── ENTRIES SHOWN ──
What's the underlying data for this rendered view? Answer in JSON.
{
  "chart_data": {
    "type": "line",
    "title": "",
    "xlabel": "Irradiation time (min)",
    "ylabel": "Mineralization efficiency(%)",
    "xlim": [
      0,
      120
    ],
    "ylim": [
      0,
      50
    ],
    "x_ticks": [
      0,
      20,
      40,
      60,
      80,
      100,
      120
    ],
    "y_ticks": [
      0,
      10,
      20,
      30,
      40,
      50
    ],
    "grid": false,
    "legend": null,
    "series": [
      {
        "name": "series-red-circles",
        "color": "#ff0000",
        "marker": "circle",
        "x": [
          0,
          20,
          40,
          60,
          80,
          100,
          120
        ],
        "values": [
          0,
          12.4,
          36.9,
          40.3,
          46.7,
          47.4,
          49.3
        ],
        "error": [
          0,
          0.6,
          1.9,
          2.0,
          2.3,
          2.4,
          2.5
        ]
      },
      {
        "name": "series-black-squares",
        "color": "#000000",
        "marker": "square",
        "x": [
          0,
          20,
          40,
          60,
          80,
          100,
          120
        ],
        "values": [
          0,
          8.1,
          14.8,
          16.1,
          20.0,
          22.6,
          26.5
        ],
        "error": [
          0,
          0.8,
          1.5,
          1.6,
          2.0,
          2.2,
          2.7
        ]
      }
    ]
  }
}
───
THE PROBLEM:
Point out every line holding the string "name" and copy it.

COMPLETED TASK:
        "name": "series-red-circles",
        "name": "series-black-squares",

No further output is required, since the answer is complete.